Repeat each entry in full, exactly.

-- Begin RECORDED INFORMATION --

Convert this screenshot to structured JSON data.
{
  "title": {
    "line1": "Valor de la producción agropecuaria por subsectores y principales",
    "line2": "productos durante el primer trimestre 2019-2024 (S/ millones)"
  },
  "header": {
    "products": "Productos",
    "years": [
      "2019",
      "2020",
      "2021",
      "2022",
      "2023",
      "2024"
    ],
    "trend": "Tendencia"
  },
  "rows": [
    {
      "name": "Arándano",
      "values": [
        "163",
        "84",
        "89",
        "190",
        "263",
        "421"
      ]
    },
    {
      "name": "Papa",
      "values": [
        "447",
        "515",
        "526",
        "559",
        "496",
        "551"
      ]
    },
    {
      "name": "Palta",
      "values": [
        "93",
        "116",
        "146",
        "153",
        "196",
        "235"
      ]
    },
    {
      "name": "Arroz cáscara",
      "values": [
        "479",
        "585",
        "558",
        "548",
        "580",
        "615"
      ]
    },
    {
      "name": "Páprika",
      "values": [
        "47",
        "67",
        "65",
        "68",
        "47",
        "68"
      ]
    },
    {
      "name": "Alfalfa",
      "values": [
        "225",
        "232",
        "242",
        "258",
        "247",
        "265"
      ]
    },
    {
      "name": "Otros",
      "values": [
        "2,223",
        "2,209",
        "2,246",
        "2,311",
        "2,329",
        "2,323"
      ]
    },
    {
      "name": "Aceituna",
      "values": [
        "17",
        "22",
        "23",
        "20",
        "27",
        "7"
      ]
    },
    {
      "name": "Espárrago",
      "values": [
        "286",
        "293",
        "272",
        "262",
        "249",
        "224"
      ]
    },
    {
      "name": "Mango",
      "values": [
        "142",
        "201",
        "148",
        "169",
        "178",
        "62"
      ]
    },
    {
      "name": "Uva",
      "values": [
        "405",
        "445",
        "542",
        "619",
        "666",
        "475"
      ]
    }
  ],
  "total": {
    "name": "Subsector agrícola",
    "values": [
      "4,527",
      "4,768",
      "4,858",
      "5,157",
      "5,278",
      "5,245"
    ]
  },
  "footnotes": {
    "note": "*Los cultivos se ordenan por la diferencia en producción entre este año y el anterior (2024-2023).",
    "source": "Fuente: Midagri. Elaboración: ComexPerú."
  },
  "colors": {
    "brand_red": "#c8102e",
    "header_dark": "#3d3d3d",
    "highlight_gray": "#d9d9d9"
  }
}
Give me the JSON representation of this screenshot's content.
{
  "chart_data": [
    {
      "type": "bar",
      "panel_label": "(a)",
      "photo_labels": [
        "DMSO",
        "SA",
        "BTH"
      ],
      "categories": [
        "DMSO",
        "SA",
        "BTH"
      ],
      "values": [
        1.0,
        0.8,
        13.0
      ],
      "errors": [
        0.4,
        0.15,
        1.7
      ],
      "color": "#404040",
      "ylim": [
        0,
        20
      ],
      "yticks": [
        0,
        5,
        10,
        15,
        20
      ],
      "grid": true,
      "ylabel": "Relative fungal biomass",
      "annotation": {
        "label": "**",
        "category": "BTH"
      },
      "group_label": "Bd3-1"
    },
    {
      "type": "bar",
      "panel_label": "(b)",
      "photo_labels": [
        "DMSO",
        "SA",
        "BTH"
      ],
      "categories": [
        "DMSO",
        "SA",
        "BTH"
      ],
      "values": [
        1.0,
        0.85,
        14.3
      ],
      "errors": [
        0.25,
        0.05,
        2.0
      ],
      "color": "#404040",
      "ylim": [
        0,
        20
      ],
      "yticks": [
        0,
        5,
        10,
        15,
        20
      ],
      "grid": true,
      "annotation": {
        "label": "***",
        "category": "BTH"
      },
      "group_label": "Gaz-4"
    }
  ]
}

-- End RECORDED INFORMATION --

-- RESULT OF THE EXERCISE --
Convert this screenshot to structured JSON data.
{
  "title": {
    "line1": "Valor de la producción agropecuaria por subsectores y principales",
    "line2": "productos durante el primer trimestre 2019-2024 (S/ millones)"
  },
  "header": {
    "products": "Productos",
    "years": [
      "2019",
      "2020",
      "2021",
      "2022",
      "2023",
      "2024"
    ],
    "trend": "Tendencia"
  },
  "rows": [
    {
      "name": "Arándano",
      "values": [
        "163",
        "84",
        "89",
        "190",
        "263",
        "421"
      ]
    },
    {
      "name": "Papa",
      "values": [
        "447",
        "515",
        "526",
        "559",
        "496",
        "551"
      ]
    },
    {
      "name": "Palta",
      "values": [
        "93",
        "116",
        "146",
        "153",
        "196",
        "235"
      ]
    },
    {
      "name": "Arroz cáscara",
      "values": [
        "479",
        "585",
        "558",
        "548",
        "580",
        "615"
      ]
    },
    {
      "name": "Páprika",
      "values": [
        "47",
        "67",
        "65",
        "68",
        "47",
        "68"
      ]
    },
    {
      "name": "Alfalfa",
      "values": [
        "225",
        "232",
        "242",
        "258",
        "247",
        "265"
      ]
    },
    {
      "name": "Otros",
      "values": [
        "2,223",
        "2,209",
        "2,246",
        "2,311",
        "2,329",
        "2,323"
      ]
    },
    {
      "name": "Aceituna",
      "values": [
        "17",
        "22",
        "23",
        "20",
        "27",
        "7"
      ]
    },
    {
      "name": "Espárrago",
      "values": [
        "286",
        "293",
        "272",
        "262",
        "249",
        "224"
      ]
    },
    {
      "name": "Mango",
      "values": [
        "142",
        "201",
        "148",
        "169",
        "178",
        "62"
      ]
    },
    {
      "name": "Uva",
      "values": [
        "405",
        "445",
        "542",
        "619",
        "666",
        "475"
      ]
    }
  ],
  "total": {
    "name": "Subsector agrícola",
    "values": [
      "4,527",
      "4,768",
      "4,858",
      "5,157",
      "5,278",
      "5,245"
    ]
  },
  "footnotes": {
    "note": "*Los cultivos se ordenan por la diferencia en producción entre este año y el anterior (2024-2023).",
    "source": "Fuente: Midagri. Elaboración: ComexPerú."
  },
  "colors": {
    "brand_red": "#c8102e",
    "header_dark": "#3d3d3d",
    "highlight_gray": "#d9d9d9"
  }
}
Give me the JSON representation of this screenshot's content.
{
  "chart_data": [
    {
      "type": "bar",
      "panel_label": "(a)",
      "photo_labels": [
        "DMSO",
        "SA",
        "BTH"
      ],
      "categories": [
        "DMSO",
        "SA",
        "BTH"
      ],
      "values": [
        1.0,
        0.8,
        13.0
      ],
      "errors": [
        0.4,
        0.15,
        1.7
      ],
      "color": "#404040",
      "ylim": [
        0,
        20
      ],
      "yticks": [
        0,
        5,
        10,
        15,
        20
      ],
      "grid": true,
      "ylabel": "Relative fungal biomass",
      "annotation": {
        "label": "**",
        "category": "BTH"
      },
      "group_label": "Bd3-1"
    },
    {
      "type": "bar",
      "panel_label": "(b)",
      "photo_labels": [
        "DMSO",
        "SA",
        "BTH"
      ],
      "categories": [
        "DMSO",
        "SA",
        "BTH"
      ],
      "values": [
        1.0,
        0.85,
        14.3
      ],
      "errors": [
        0.25,
        0.05,
        2.0
      ],
      "color": "#404040",
      "ylim": [
        0,
        20
      ],
      "yticks": [
        0,
        5,
        10,
        15,
        20
      ],
      "grid": true,
      "annotation": {
        "label": "***",
        "category": "BTH"
      },
      "group_label": "Gaz-4"
    }
  ]
}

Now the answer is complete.